Figure content listings.
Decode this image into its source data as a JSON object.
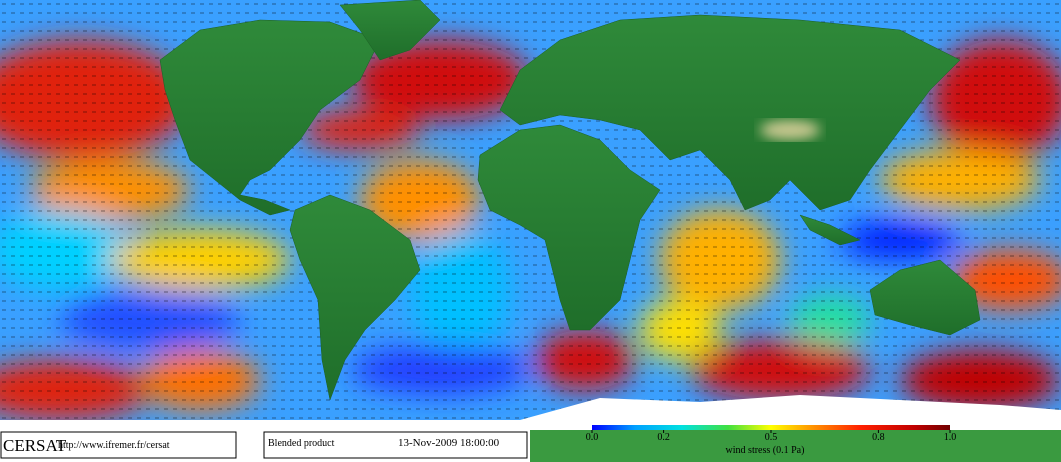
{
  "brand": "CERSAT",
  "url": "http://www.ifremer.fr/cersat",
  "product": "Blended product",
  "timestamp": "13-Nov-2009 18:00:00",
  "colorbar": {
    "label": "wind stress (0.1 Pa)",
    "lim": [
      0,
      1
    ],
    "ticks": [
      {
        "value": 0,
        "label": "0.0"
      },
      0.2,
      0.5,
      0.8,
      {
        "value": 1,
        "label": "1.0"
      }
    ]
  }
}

Exercise aim. Reproduce the records verbatim, omitting all images they contain.

Expected answer.
Decode this image into its source data as a JSON object.
{
  "brand": "CERSAT",
  "url": "http://www.ifremer.fr/cersat",
  "product": "Blended product",
  "timestamp": "13-Nov-2009 18:00:00",
  "colorbar": {
    "label": "wind stress (0.1 Pa)",
    "lim": [
      0,
      1
    ],
    "ticks": [
      {
        "value": 0,
        "label": "0.0"
      },
      0.2,
      0.5,
      0.8,
      {
        "value": 1,
        "label": "1.0"
      }
    ]
  }
}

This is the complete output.